Going back to wireless charging is nice - although it seems like my wireless charging pad is somewhat spotty. I’ll set it down & hear it start to charge, but come back an hour later to find it not charging for whatever reason. It’s like it slides off the sweet spot, but nothing moved.

Apps on iOS look better than apps on Android. They look better and the function better. Every single app I’ve installed on my iPhone that I used to use on my Android devices has been better on the iPhone. LastPass in particular is incredible to use on iOS 12. It made logging into my various applications almost fun. Mint looks better. MyFitnessPal looks better.

My car integrates better with the iPhone. The little readout on the display says what’s playing. Also it’s nice that every accessory in the world is designed specifically for this phone. That’s nice.

Oh, and the phone’s compass points north. It’s funny how little things like that make a difference. On every Android phone I ever owned functioned like Jack Sparrow’s compass.

But not everything is better with an iPhone.

I’m not thrilled to be using lightning cables. For the past year, my phone, laptop, GoPro, Nintendo Switch, and wireless headphones (thanks to an adapter I permanently stuck on there) all could be charged by the same cable. Now if I’m travelling, I need to think about which cable(s) to bring. Plus our cats are addicted to Apple cables specifically and have killed several.

Some apps I bought on Android are way, WAY more expensive on iOS. I bought a weightlifting app called “Strong” on Android for $5. On iOS, Strong is a subscription-based application that’s $5 each month. Or you can just buy it for life for $99. That sucks. Same goes with the #1 sleep analysis apps on each platform. “Sleep as Android” was cheap. The iOS “Sleep Analysis” app is not.

Notifications aren’t as easy to manage in iOS. It’s weird you have to pull the notification shade ALL the way down before you see if anything is in there. On Android notifications are bottom-aligned as you start to pull down the shade, so you see them immediately. Also the lack of little notification icons at the top of the screen. I often times swipe down my notification shade on my iPhone and am surprised to see there’s stuff in there. I’ve completely missed notifications until after they stopped being relevant. That said, the settings for per-app customization of notifications is a lot more clear on iOS than Android.
------------------------------------
Exercise instructions |
1 > Translate this sentence from the post above comparing the iPhone with Android phones into Spanish: "It's funny how little things like that make a difference."
2 > Carry the post above comparing the iPhone with Android phones forward from its final sentence.
------------------------------------
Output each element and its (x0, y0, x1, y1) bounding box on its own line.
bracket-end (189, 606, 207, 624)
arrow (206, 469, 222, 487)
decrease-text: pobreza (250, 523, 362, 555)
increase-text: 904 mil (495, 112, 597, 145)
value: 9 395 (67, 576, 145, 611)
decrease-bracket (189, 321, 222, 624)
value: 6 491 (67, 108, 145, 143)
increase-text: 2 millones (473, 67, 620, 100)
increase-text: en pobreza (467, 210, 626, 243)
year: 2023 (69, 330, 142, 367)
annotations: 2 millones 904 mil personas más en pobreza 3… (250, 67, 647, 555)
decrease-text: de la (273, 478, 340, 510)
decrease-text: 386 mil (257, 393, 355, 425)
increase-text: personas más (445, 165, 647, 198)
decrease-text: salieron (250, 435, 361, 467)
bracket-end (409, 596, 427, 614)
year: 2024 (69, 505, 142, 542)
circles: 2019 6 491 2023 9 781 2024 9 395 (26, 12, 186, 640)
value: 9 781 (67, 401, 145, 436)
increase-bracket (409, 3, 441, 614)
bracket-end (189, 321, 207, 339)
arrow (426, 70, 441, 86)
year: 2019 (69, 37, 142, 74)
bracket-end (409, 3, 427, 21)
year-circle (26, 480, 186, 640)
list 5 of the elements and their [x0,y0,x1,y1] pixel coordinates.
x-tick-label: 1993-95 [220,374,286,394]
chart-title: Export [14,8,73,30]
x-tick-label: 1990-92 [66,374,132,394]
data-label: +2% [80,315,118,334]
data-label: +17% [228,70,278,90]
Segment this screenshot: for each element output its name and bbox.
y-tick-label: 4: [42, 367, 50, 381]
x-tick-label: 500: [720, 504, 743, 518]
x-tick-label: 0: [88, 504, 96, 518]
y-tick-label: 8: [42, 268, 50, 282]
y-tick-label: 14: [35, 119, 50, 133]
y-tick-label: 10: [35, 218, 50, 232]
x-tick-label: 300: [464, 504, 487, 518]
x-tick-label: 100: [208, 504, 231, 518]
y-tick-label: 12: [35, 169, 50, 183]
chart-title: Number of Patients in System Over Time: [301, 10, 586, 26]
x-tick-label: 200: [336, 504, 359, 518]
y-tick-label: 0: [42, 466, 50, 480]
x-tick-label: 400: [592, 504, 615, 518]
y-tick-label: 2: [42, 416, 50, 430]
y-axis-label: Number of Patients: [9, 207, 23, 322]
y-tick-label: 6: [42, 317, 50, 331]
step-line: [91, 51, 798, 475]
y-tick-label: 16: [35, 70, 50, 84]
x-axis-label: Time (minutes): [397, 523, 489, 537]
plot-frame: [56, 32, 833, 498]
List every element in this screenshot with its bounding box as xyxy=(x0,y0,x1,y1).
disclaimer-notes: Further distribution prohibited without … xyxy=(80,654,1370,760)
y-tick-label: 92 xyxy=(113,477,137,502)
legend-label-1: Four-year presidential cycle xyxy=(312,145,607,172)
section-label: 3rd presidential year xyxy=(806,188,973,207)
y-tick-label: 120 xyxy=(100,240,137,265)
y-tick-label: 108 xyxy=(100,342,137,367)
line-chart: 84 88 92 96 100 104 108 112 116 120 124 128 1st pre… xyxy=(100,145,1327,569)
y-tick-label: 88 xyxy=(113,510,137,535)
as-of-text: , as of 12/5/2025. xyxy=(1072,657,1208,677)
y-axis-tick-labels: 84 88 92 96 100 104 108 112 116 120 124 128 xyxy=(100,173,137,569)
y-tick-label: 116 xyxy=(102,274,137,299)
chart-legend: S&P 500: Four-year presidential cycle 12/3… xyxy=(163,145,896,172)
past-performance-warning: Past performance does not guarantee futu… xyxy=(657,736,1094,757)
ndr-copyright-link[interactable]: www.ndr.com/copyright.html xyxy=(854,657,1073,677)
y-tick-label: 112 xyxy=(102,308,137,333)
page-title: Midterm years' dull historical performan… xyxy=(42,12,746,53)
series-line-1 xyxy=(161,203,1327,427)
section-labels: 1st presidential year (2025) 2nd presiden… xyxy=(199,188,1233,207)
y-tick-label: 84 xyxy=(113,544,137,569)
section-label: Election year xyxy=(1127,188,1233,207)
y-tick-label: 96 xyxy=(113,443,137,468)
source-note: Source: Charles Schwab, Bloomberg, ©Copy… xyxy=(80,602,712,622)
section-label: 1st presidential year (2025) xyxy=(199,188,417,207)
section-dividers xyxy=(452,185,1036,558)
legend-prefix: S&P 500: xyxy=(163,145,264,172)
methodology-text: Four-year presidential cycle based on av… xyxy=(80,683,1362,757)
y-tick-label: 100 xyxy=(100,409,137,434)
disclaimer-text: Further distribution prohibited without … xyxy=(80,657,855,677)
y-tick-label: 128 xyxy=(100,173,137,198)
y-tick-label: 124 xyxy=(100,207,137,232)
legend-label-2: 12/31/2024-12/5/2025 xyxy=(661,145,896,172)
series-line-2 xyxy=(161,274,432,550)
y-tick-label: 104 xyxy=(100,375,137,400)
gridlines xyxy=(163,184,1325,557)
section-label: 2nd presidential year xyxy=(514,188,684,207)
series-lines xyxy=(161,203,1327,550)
------------------------------------
Results |
1 > Es curioso cómo las cosas pequeñas como esa marcan la diferencia.

2 >
I do wish I could have a widget on the homescreen with a Google Keep app. Having it off to the side isn’t bad, though. Speaking of Google Keep, I find myself shying back to using mostly Google apps. Apple Maps isn’t as good as Google Maps (from experience before this), so the fact that the Apple Calendar app links to Apple Maps exclusively means that I won’t be using the Apple Calendar app.

The gesture-based UI took a bit of getting used to, but I’m there now. The lack of a “back” button hasn’t been an issue. Only one time in my week with iOS have I went “wait, how do I get back to where I just was?“. The iPhone will sometimes use the top-left corner to go back. In fact, sometimes you can see the name of what you’re going to go back to on it.

The lack of a headphone jack is a bummer. Especially since the aforementioned cats immediately ate the lightning headphones.

The two gripes I just mentioned would have equally applied to Google’s new Pixel phones, by the way. They also use gesture-based UIs and lack headphone jacks.

More thoughts will come.

Top 5: Surprising Things I Learned about the iPhone
5. Apps that exist on both Android and iOS don’t necessarily look or behave the exact same.
4. Apple Health can pull in medical records from some places. I can see my prescriptions and stuff as recorded in the past.
3. The LastPass integration is crazy good. I already mentioned that, but it was surprising and awesome.
2. Apple now lets you uninstall a LOT of the stuff they pre-install. This wasn’t always the case.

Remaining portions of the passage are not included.